» Instructions for the task
Locate the word "JSON" in the material, then show every line that holds it.

[Dataset items]
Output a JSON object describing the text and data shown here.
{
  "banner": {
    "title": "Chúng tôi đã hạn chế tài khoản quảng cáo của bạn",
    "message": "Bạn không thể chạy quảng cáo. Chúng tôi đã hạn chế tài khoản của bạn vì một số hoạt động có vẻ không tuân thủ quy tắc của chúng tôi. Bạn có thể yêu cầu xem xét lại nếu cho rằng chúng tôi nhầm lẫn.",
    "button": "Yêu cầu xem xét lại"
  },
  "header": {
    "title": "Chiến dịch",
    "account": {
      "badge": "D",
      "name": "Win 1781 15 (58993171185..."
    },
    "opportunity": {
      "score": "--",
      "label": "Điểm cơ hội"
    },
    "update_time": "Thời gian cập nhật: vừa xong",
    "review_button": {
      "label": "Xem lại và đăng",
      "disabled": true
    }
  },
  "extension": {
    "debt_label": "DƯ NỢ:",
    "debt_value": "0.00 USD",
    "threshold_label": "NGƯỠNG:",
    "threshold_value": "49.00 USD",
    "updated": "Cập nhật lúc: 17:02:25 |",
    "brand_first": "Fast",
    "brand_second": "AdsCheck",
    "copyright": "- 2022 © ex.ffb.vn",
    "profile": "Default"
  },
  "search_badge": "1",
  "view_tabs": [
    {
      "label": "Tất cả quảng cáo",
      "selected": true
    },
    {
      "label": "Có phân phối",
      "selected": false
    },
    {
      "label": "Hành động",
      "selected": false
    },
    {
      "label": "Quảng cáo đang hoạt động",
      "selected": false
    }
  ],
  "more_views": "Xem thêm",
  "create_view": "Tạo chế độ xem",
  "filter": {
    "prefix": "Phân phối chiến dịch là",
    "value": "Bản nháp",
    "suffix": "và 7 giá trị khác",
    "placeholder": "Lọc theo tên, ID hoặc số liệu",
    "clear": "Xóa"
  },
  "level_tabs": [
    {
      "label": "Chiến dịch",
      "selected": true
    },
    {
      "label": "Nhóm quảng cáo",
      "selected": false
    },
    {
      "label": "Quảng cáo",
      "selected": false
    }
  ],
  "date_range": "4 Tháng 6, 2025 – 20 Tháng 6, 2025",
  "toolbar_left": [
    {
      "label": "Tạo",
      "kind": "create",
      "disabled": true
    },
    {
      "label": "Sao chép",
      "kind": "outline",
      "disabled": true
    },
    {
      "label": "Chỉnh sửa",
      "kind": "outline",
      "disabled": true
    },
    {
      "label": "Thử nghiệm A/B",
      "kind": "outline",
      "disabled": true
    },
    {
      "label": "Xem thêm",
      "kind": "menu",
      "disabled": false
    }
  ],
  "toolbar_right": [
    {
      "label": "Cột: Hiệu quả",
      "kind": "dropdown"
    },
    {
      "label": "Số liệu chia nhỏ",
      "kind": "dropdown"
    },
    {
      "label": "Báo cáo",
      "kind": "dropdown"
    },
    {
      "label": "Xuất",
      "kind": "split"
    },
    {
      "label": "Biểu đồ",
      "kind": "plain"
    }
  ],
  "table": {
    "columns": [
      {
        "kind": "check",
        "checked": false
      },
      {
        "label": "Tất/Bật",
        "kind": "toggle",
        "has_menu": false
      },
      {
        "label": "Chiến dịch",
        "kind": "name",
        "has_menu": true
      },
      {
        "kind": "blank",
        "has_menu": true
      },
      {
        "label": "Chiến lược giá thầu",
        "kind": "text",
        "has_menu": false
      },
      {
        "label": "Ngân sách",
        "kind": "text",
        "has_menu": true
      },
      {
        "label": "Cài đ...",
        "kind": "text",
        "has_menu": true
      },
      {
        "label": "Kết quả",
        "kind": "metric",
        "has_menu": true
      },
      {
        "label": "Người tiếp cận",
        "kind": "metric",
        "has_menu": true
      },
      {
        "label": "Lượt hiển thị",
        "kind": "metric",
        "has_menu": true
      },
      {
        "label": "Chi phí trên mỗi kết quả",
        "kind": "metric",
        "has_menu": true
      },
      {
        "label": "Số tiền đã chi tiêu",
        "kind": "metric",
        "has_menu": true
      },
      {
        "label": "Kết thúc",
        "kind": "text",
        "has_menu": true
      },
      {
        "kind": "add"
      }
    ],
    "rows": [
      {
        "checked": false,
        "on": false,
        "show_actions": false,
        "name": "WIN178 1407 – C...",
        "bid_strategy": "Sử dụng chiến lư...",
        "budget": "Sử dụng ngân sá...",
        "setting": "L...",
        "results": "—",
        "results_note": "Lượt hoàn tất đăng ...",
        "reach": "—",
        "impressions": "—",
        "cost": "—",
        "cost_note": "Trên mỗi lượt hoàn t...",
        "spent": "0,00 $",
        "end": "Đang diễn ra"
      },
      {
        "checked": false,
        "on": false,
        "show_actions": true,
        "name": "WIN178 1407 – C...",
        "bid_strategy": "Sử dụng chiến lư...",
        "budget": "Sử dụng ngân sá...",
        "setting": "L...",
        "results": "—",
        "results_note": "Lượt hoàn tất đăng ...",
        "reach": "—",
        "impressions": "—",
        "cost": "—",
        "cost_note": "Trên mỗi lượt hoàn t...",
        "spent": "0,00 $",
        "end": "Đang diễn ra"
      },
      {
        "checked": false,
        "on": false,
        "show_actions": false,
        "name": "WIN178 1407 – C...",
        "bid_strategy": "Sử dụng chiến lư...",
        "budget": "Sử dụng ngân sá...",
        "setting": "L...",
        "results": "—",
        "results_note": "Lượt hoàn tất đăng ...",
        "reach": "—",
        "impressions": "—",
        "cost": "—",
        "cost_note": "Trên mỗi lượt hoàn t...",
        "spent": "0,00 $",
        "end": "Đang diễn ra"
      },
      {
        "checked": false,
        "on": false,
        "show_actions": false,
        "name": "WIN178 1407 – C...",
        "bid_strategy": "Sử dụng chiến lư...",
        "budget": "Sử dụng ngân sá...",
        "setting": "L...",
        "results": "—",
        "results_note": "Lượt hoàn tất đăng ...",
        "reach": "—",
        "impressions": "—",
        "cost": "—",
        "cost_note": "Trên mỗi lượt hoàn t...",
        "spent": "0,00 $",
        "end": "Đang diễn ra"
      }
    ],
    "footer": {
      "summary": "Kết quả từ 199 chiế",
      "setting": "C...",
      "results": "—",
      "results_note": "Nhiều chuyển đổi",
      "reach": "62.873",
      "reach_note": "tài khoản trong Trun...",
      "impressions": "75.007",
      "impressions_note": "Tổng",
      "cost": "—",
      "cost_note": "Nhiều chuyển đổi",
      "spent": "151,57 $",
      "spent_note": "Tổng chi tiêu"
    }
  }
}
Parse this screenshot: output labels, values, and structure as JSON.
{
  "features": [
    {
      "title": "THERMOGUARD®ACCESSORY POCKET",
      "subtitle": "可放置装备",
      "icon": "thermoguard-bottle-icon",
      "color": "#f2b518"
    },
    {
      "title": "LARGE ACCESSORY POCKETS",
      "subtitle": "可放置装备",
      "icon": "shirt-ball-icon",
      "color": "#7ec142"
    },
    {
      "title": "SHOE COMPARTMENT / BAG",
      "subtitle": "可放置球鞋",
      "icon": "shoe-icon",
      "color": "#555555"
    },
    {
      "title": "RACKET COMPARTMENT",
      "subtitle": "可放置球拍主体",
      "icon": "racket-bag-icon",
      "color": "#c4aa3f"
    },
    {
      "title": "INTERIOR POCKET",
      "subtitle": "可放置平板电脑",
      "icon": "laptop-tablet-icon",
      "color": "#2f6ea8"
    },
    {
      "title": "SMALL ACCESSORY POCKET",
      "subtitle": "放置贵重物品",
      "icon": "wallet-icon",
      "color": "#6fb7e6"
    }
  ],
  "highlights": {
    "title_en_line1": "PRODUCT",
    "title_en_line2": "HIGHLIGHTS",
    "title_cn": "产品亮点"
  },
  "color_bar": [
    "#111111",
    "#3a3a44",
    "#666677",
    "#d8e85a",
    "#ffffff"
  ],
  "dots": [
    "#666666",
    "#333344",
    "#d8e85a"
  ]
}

» Reply
Output a JSON object describing the text and data shown here.
Parse this screenshot: output labels, values, and structure as JSON.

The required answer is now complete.